> [PROBLEM DESCRIPTION] Reproduce every line of the records below exactly as it stands, omitting the pictures.

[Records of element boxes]
↓

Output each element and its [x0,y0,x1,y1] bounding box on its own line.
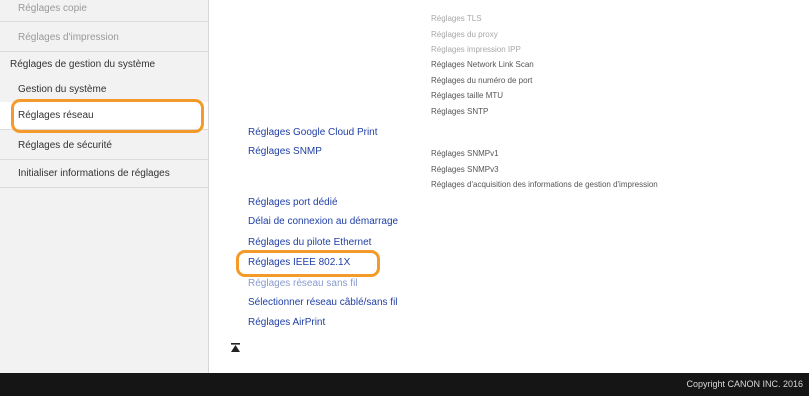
info-proxy: Réglages du proxy [431,30,498,39]
info-snmpv3: Réglages SNMPv3 [431,165,499,174]
link-wired-wireless-select[interactable]: Sélectionner réseau câblé/sans fil [248,297,398,308]
info-port-number: Réglages du numéro de port [431,76,533,85]
sidebar-section-system-management: Réglages de gestion du système [10,59,156,70]
info-mtu: Réglages taille MTU [431,91,504,100]
link-snmp[interactable]: Réglages SNMP [248,146,322,157]
sidebar-item-copy-settings[interactable]: Réglages copie [0,0,208,22]
info-snmpv1: Réglages SNMPv1 [431,149,499,158]
link-ieee-8021x[interactable]: Réglages IEEE 802.1X [248,257,350,268]
back-to-top-icon[interactable] [231,343,240,353]
link-wireless-lan[interactable]: Réglages réseau sans fil [248,278,358,289]
sidebar: Réglages copie Réglages d'impression Rég… [0,0,209,373]
sidebar-item-network-settings[interactable]: Réglages réseau [0,102,208,130]
link-startup-delay[interactable]: Délai de connexion au démarrage [248,216,398,227]
link-ethernet-driver[interactable]: Réglages du pilote Ethernet [248,237,371,248]
info-sntp: Réglages SNTP [431,107,489,116]
footer-copyright: Copyright CANON INC. 2016 [686,379,803,389]
link-airprint[interactable]: Réglages AirPrint [248,317,325,328]
link-dedicated-port[interactable]: Réglages port dédié [248,197,338,208]
info-network-link-scan: Réglages Network Link Scan [431,60,534,69]
sidebar-item-security-settings[interactable]: Réglages de sécurité [0,132,208,160]
sidebar-item-reset-settings[interactable]: Initialiser informations de réglages [0,160,208,188]
sidebar-item-print-settings[interactable]: Réglages d'impression [0,24,208,52]
footer: Copyright CANON INC. 2016 [0,373,809,396]
info-tls: Réglages TLS [431,14,482,23]
sidebar-item-system-management[interactable]: Gestion du système [0,76,208,104]
link-google-cloud-print[interactable]: Réglages Google Cloud Print [248,127,378,138]
info-print-management-acquisition: Réglages d'acquisition des informations … [431,180,658,189]
info-ipp: Réglages impression IPP [431,45,521,54]
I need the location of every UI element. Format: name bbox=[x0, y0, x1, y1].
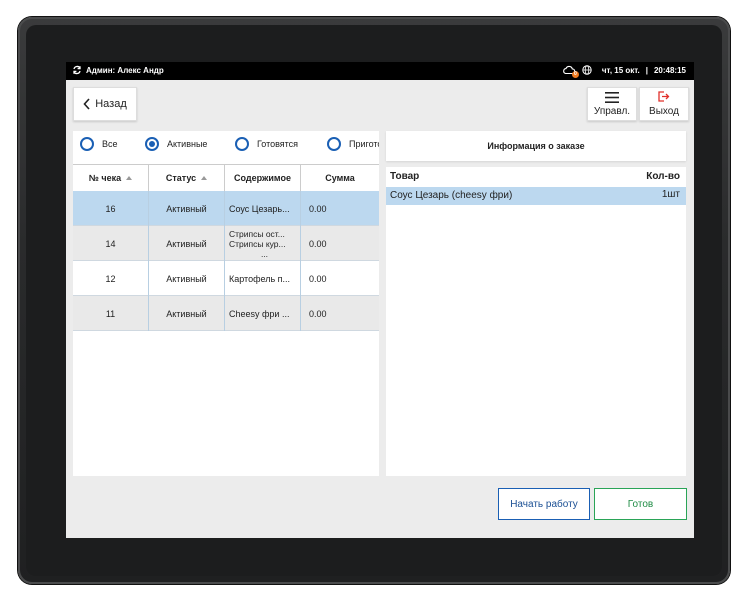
column-item-label: Товар bbox=[390, 171, 420, 182]
filter-active[interactable]: Активные bbox=[145, 137, 207, 151]
status-divider: | bbox=[645, 65, 648, 75]
order-info-panel: Информация о заказе Товар Кол-во Соус Це… bbox=[386, 131, 686, 476]
sync-icon[interactable] bbox=[72, 65, 82, 75]
column-header-sum[interactable]: Сумма bbox=[301, 165, 379, 191]
column-sum-label: Сумма bbox=[325, 173, 355, 183]
back-button-label: Назад bbox=[95, 98, 127, 110]
order-items-header: Товар Кол-во bbox=[386, 167, 686, 187]
radio-cooking[interactable] bbox=[235, 137, 249, 151]
status-date: чт, 15 окт. bbox=[601, 65, 640, 75]
menu-icon bbox=[605, 92, 619, 103]
order-info-title: Информация о заказе bbox=[386, 131, 686, 161]
order-number: 14 bbox=[73, 226, 149, 261]
exit-button-label: Выход bbox=[649, 106, 679, 117]
app-screen: Админ: Алекс Андр 0 чт, 15 окт. | 20:48:… bbox=[66, 62, 694, 538]
order-sum: 0.00 bbox=[309, 308, 327, 319]
order-status: Активный bbox=[149, 191, 225, 226]
current-user: Админ: Алекс Андр bbox=[86, 65, 164, 75]
column-number-label: № чека bbox=[88, 173, 122, 183]
order-sum: 0.00 bbox=[309, 273, 327, 284]
order-item-name: Соус Цезарь (cheesy фри) bbox=[390, 190, 513, 201]
column-status-label: Статус bbox=[165, 173, 197, 183]
order-content: Соус Цезарь... bbox=[225, 191, 301, 226]
column-content-label: Содержимое bbox=[234, 173, 291, 183]
sort-asc-icon bbox=[126, 176, 133, 180]
radio-ready[interactable] bbox=[327, 137, 341, 151]
orders-panel: Все Активные Готовятся Пригото № чека Ст… bbox=[73, 131, 379, 476]
back-button[interactable]: Назад bbox=[73, 87, 137, 121]
filter-active-label: Активные bbox=[167, 139, 208, 149]
filter-ready[interactable]: Пригото bbox=[327, 137, 379, 151]
table-row[interactable]: 12 Активный Картофель п... 0.00 bbox=[73, 261, 379, 296]
filter-cooking-label: Готовятся bbox=[257, 139, 299, 149]
chevron-left-icon bbox=[83, 98, 90, 110]
filter-ready-label: Пригото bbox=[349, 139, 379, 149]
radio-active[interactable] bbox=[145, 137, 159, 151]
table-row[interactable]: 16 Активный Соус Цезарь... 0.00 bbox=[73, 191, 379, 226]
order-item-qty: 1шт bbox=[661, 189, 680, 200]
order-sum: 0.00 bbox=[309, 238, 327, 249]
logout-icon bbox=[658, 91, 670, 102]
order-content: Cheesy фри ... bbox=[225, 296, 301, 331]
order-number: 16 bbox=[73, 191, 149, 226]
order-content: Картофель п... bbox=[225, 261, 301, 296]
order-number: 11 bbox=[73, 296, 149, 331]
order-content-line: Стрипсы кур... bbox=[229, 238, 286, 249]
table-row[interactable]: 14 Активный Стрипсы ост... Стрипсы кур..… bbox=[73, 226, 379, 261]
sync-badge: 0 bbox=[571, 71, 579, 78]
order-sum: 0.00 bbox=[309, 203, 327, 214]
table-row[interactable]: 11 Активный Cheesy фри ... 0.00 bbox=[73, 296, 379, 331]
globe-icon[interactable] bbox=[582, 65, 592, 75]
order-items: Товар Кол-во Соус Цезарь (cheesy фри) 1ш… bbox=[386, 167, 686, 476]
column-header-status[interactable]: Статус bbox=[149, 165, 225, 191]
cloud-icon[interactable]: 0 bbox=[562, 65, 579, 78]
order-status: Активный bbox=[149, 261, 225, 296]
order-item-row[interactable]: Соус Цезарь (cheesy фри) 1шт bbox=[386, 187, 686, 205]
start-work-button[interactable]: Начать работу bbox=[498, 488, 590, 520]
manage-button[interactable]: Управл. bbox=[587, 87, 637, 121]
filter-all[interactable]: Все bbox=[80, 137, 118, 151]
filter-cooking[interactable]: Готовятся bbox=[235, 137, 298, 151]
column-qty-label: Кол-во bbox=[646, 171, 680, 182]
status-bar: Админ: Алекс Андр 0 чт, 15 окт. | 20:48:… bbox=[66, 62, 694, 80]
column-header-number[interactable]: № чека bbox=[73, 165, 149, 191]
sort-asc-icon bbox=[201, 176, 208, 180]
order-status: Активный bbox=[149, 296, 225, 331]
top-toolbar: Назад Управл. Выход bbox=[66, 80, 694, 130]
status-filters: Все Активные Готовятся Пригото bbox=[73, 131, 379, 161]
order-content-line: ... bbox=[260, 248, 269, 259]
done-button[interactable]: Готов bbox=[594, 488, 687, 520]
column-header-content[interactable]: Содержимое bbox=[225, 165, 301, 191]
order-status: Активный bbox=[149, 226, 225, 261]
manage-button-label: Управл. bbox=[593, 106, 631, 117]
order-number: 12 bbox=[73, 261, 149, 296]
status-time: 20:48:15 bbox=[653, 65, 686, 75]
order-content: Стрипсы ост... Стрипсы кур... ... bbox=[225, 226, 301, 261]
filter-all-label: Все bbox=[102, 139, 118, 149]
exit-button[interactable]: Выход bbox=[639, 87, 689, 121]
radio-all[interactable] bbox=[80, 137, 94, 151]
orders-table-header: № чека Статус Содержимое Сумма bbox=[73, 164, 379, 192]
order-content-line: Стрипсы ост... bbox=[229, 228, 285, 239]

↑

> [ANSWER IN FULL]
Output each element and its [x0,y0,x1,y1] bounding box on its own line.
info-proxy: Réglages du proxy [431,30,498,39]
info-snmpv3: Réglages SNMPv3 [431,165,499,174]
link-wired-wireless-select[interactable]: Sélectionner réseau câblé/sans fil [248,297,398,308]
info-port-number: Réglages du numéro de port [431,76,533,85]
sidebar-section-system-management: Réglages de gestion du système [10,59,156,70]
info-mtu: Réglages taille MTU [431,91,504,100]
link-snmp[interactable]: Réglages SNMP [248,146,322,157]
sidebar-item-copy-settings[interactable]: Réglages copie [0,0,208,22]
info-snmpv1: Réglages SNMPv1 [431,149,499,158]
link-ieee-8021x[interactable]: Réglages IEEE 802.1X [248,257,350,268]
back-to-top-icon[interactable] [231,343,240,353]
link-wireless-lan[interactable]: Réglages réseau sans fil [248,278,358,289]
sidebar: Réglages copie Réglages d'impression Rég… [0,0,209,373]
sidebar-item-network-settings[interactable]: Réglages réseau [0,102,208,130]
link-startup-delay[interactable]: Délai de connexion au démarrage [248,216,398,227]
link-ethernet-driver[interactable]: Réglages du pilote Ethernet [248,237,371,248]
info-sntp: Réglages SNTP [431,107,489,116]
footer-copyright: Copyright CANON INC. 2016 [686,379,803,389]
link-airprint[interactable]: Réglages AirPrint [248,317,325,328]
link-dedicated-port[interactable]: Réglages port dédié [248,197,338,208]
info-network-link-scan: Réglages Network Link Scan [431,60,534,69]
sidebar-item-security-settings[interactable]: Réglages de sécurité [0,132,208,160]
sidebar-item-reset-settings[interactable]: Initialiser informations de réglages [0,160,208,188]
sidebar-item-print-settings[interactable]: Réglages d'impression [0,24,208,52]
footer: Copyright CANON INC. 2016 [0,373,809,396]
info-tls: Réglages TLS [431,14,482,23]
sidebar-item-system-management[interactable]: Gestion du système [0,76,208,104]
link-google-cloud-print[interactable]: Réglages Google Cloud Print [248,127,378,138]
info-print-management-acquisition: Réglages d'acquisition des informations … [431,180,658,189]
info-ipp: Réglages impression IPP [431,45,521,54]
I need the location of every UI element. Format: name bbox=[x0, y0, x1, y1].
column-item-label: Товар bbox=[390, 171, 420, 182]
filter-active[interactable]: Активные bbox=[145, 137, 207, 151]
status-divider: | bbox=[645, 65, 648, 75]
order-info-panel: Информация о заказе Товар Кол-во Соус Це… bbox=[386, 131, 686, 476]
sync-icon[interactable] bbox=[72, 65, 82, 75]
column-header-sum[interactable]: Сумма bbox=[301, 165, 379, 191]
column-sum-label: Сумма bbox=[325, 173, 355, 183]
back-button-label: Назад bbox=[95, 98, 127, 110]
order-items-header: Товар Кол-во bbox=[386, 167, 686, 187]
radio-cooking[interactable] bbox=[235, 137, 249, 151]
status-date: чт, 15 окт. bbox=[601, 65, 640, 75]
menu-icon bbox=[605, 92, 619, 103]
order-info-title: Информация о заказе bbox=[386, 131, 686, 161]
order-number: 14 bbox=[73, 226, 149, 261]
exit-button-label: Выход bbox=[649, 106, 679, 117]
app-screen: Админ: Алекс Андр 0 чт, 15 окт. | 20:48:… bbox=[66, 62, 694, 538]
order-sum: 0.00 bbox=[309, 308, 327, 319]
order-status: Активный bbox=[149, 191, 225, 226]
current-user: Админ: Алекс Андр bbox=[86, 65, 164, 75]
column-number-label: № чека bbox=[88, 173, 122, 183]
order-sum: 0.00 bbox=[309, 273, 327, 284]
order-item-name: Соус Цезарь (cheesy фри) bbox=[390, 190, 513, 201]
column-status-label: Статус bbox=[165, 173, 197, 183]
order-content: Соус Цезарь... bbox=[225, 191, 301, 226]
column-content-label: Содержимое bbox=[234, 173, 291, 183]
sort-asc-icon bbox=[126, 176, 133, 180]
radio-ready[interactable] bbox=[327, 137, 341, 151]
orders-panel: Все Активные Готовятся Пригото № чека Ст… bbox=[73, 131, 379, 476]
back-button[interactable]: Назад bbox=[73, 87, 137, 121]
filter-active-label: Активные bbox=[167, 139, 208, 149]
filter-ready[interactable]: Пригото bbox=[327, 137, 379, 151]
table-row[interactable]: 12 Активный Картофель п... 0.00 bbox=[73, 261, 379, 296]
filter-cooking-label: Готовятся bbox=[257, 139, 299, 149]
chevron-left-icon bbox=[83, 98, 90, 110]
filter-ready-label: Пригото bbox=[349, 139, 379, 149]
radio-active[interactable] bbox=[145, 137, 159, 151]
table-row[interactable]: 16 Активный Соус Цезарь... 0.00 bbox=[73, 191, 379, 226]
order-item-qty: 1шт bbox=[661, 189, 680, 200]
order-sum: 0.00 bbox=[309, 238, 327, 249]
logout-icon bbox=[658, 91, 670, 102]
order-content: Cheesy фри ... bbox=[225, 296, 301, 331]
order-number: 16 bbox=[73, 191, 149, 226]
order-content: Картофель п... bbox=[225, 261, 301, 296]
order-number: 11 bbox=[73, 296, 149, 331]
order-content-line: Стрипсы кур... bbox=[229, 238, 286, 249]
table-row[interactable]: 14 Активный Стрипсы ост... Стрипсы кур..… bbox=[73, 226, 379, 261]
sync-badge: 0 bbox=[571, 71, 579, 78]
order-sum: 0.00 bbox=[309, 203, 327, 214]
table-row[interactable]: 11 Активный Cheesy фри ... 0.00 bbox=[73, 296, 379, 331]
globe-icon[interactable] bbox=[582, 65, 592, 75]
order-items: Товар Кол-во Соус Цезарь (cheesy фри) 1ш… bbox=[386, 167, 686, 476]
column-header-status[interactable]: Статус bbox=[149, 165, 225, 191]
cloud-icon[interactable]: 0 bbox=[562, 65, 579, 78]
order-status: Активный bbox=[149, 261, 225, 296]
order-item-row[interactable]: Соус Цезарь (cheesy фри) 1шт bbox=[386, 187, 686, 205]
start-work-button[interactable]: Начать работу bbox=[498, 488, 590, 520]
manage-button[interactable]: Управл. bbox=[587, 87, 637, 121]
filter-all[interactable]: Все bbox=[80, 137, 118, 151]
filter-cooking[interactable]: Готовятся bbox=[235, 137, 298, 151]
column-qty-label: Кол-во bbox=[646, 171, 680, 182]
status-bar: Админ: Алекс Андр 0 чт, 15 окт. | 20:48:… bbox=[66, 62, 694, 80]
column-header-number[interactable]: № чека bbox=[73, 165, 149, 191]
sort-asc-icon bbox=[201, 176, 208, 180]
order-status: Активный bbox=[149, 296, 225, 331]
top-toolbar: Назад Управл. Выход bbox=[66, 80, 694, 130]
status-filters: Все Активные Готовятся Пригото bbox=[73, 131, 379, 161]
order-content-line: ... bbox=[260, 248, 269, 259]
done-button[interactable]: Готов bbox=[594, 488, 687, 520]
column-header-content[interactable]: Содержимое bbox=[225, 165, 301, 191]
order-status: Активный bbox=[149, 226, 225, 261]
manage-button-label: Управл. bbox=[593, 106, 631, 117]
order-number: 12 bbox=[73, 261, 149, 296]
status-time: 20:48:15 bbox=[653, 65, 686, 75]
order-content: Стрипсы ост... Стрипсы кур... ... bbox=[225, 226, 301, 261]
filter-all-label: Все bbox=[102, 139, 118, 149]
exit-button[interactable]: Выход bbox=[639, 87, 689, 121]
radio-all[interactable] bbox=[80, 137, 94, 151]
orders-table-header: № чека Статус Содержимое Сумма bbox=[73, 164, 379, 192]
order-content-line: Стрипсы ост... bbox=[229, 228, 285, 239]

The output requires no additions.